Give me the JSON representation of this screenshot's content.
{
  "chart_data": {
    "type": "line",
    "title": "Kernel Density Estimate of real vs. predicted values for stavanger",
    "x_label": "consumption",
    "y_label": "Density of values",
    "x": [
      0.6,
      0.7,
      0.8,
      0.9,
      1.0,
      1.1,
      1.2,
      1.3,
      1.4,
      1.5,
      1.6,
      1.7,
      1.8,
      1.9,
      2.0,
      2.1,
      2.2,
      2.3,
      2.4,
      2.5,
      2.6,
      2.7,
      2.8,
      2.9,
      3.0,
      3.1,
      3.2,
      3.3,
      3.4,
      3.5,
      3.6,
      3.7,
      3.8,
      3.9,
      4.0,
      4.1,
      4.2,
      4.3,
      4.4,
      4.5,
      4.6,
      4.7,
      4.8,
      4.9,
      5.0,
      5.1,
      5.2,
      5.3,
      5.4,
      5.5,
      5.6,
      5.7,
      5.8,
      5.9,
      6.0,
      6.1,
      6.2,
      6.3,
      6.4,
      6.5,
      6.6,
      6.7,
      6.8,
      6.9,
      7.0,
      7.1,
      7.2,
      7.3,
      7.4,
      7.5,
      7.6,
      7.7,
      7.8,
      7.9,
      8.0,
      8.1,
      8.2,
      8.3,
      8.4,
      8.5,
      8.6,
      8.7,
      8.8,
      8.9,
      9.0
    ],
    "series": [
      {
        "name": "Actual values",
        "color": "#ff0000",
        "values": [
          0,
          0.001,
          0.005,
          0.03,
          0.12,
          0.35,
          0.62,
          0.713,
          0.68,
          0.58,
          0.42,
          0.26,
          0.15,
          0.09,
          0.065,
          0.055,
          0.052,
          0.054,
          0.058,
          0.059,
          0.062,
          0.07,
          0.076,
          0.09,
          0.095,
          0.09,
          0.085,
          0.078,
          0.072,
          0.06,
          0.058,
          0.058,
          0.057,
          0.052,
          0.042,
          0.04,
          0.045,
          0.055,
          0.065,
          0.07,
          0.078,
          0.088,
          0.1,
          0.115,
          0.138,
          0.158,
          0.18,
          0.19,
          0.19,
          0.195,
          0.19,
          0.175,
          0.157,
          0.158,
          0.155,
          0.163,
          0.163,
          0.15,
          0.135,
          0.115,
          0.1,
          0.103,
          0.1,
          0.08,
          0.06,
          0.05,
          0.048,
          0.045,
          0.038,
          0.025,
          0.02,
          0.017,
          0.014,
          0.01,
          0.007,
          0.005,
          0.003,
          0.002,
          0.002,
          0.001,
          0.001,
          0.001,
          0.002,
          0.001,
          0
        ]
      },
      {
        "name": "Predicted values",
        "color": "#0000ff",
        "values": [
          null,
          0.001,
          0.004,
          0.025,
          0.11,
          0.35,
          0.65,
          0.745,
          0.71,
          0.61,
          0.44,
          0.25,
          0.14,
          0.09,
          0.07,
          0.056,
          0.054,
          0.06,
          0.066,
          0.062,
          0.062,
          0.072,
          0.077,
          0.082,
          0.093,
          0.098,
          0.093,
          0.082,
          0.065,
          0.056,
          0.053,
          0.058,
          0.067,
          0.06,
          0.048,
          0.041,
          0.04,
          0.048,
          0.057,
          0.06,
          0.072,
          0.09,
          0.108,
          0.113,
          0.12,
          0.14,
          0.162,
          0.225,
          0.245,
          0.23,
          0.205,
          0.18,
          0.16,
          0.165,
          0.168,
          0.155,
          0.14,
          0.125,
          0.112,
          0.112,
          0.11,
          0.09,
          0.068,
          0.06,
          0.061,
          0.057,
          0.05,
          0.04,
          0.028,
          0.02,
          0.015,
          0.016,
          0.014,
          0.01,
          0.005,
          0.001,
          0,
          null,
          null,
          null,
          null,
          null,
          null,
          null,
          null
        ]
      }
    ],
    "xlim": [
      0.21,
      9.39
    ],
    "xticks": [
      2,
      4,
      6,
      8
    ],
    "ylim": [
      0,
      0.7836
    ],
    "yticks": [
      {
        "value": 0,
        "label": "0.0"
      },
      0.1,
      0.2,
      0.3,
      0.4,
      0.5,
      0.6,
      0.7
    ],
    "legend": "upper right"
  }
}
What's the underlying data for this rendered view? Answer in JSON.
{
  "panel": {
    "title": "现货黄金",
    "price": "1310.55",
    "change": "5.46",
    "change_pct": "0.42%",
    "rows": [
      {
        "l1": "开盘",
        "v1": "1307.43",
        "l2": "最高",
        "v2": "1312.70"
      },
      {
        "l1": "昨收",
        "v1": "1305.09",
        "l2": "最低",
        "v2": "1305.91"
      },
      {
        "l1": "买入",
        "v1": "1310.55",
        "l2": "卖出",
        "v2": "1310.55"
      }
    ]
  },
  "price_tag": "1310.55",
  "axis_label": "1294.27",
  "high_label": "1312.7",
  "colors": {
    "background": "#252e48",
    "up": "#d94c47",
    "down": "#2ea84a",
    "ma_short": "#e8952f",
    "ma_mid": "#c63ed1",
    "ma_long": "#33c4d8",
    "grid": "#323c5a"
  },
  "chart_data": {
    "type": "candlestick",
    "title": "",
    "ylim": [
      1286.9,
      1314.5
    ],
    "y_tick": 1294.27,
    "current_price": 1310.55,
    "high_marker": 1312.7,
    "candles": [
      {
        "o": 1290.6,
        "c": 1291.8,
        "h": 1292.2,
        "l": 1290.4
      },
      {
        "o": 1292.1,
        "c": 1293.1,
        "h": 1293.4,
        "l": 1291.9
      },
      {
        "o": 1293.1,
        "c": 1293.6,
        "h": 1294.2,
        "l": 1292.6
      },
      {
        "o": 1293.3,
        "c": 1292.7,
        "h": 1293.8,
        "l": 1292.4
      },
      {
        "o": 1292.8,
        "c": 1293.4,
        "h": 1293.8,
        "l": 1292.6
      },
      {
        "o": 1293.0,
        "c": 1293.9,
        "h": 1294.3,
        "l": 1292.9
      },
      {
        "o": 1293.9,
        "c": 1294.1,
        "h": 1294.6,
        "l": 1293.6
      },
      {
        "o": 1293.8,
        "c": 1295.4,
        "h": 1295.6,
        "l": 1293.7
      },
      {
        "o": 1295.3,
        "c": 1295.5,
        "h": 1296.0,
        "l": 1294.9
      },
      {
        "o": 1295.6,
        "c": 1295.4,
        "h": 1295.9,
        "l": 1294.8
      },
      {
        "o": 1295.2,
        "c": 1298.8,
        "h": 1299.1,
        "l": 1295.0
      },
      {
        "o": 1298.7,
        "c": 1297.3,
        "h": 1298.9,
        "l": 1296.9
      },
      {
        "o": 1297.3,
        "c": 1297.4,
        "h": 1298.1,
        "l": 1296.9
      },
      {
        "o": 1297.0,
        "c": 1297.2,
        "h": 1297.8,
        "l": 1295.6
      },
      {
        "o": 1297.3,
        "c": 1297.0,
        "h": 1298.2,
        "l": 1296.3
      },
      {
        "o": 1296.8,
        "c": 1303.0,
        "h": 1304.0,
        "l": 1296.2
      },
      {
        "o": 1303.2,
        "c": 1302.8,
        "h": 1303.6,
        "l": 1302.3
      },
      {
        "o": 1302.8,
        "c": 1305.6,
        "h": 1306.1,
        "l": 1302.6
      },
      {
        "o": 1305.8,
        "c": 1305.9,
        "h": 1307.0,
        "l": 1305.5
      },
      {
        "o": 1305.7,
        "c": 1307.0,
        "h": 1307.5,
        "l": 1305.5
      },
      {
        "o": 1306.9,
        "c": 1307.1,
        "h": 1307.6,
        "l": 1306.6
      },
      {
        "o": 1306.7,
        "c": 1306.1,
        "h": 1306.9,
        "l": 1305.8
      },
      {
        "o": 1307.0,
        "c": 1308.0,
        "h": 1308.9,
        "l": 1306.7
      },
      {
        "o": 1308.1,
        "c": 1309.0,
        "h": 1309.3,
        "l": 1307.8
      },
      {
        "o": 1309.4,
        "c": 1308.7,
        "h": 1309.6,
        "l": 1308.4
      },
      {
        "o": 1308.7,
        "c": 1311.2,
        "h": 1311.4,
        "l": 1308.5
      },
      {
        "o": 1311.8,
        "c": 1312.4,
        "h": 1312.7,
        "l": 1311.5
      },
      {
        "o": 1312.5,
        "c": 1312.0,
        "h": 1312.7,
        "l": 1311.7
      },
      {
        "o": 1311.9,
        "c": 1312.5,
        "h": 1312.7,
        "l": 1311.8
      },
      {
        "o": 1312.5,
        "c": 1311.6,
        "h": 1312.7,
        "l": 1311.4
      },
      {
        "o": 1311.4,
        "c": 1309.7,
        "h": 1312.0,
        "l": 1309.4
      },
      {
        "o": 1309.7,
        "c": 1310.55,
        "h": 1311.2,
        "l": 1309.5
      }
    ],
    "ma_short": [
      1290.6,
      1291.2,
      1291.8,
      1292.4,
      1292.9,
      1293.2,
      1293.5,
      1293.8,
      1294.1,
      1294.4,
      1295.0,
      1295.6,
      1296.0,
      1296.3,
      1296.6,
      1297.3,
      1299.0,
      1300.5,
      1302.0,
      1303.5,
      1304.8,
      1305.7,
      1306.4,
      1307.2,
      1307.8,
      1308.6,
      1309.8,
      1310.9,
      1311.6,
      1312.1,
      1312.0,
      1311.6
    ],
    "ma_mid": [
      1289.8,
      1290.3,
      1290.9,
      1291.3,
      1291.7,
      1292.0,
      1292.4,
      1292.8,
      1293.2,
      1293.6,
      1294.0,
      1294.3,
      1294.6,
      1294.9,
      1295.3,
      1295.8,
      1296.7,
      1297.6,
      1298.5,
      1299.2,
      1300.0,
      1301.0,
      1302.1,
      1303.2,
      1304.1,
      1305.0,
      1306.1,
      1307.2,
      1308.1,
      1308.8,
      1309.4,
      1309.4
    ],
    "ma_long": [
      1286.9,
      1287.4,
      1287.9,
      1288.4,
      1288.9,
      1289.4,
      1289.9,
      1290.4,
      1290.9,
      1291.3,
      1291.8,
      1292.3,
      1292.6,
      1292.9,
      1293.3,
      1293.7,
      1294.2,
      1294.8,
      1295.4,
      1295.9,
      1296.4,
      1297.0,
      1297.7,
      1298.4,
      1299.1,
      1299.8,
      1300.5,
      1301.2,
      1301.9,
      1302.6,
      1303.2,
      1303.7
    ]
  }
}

+++

For the listing above, identify each line bearing "title".

FINISHED TASK
    "title": "Kernel Density Estimate of real vs. predicted values for stavanger",
    "title": "现货黄金",
    "title": "",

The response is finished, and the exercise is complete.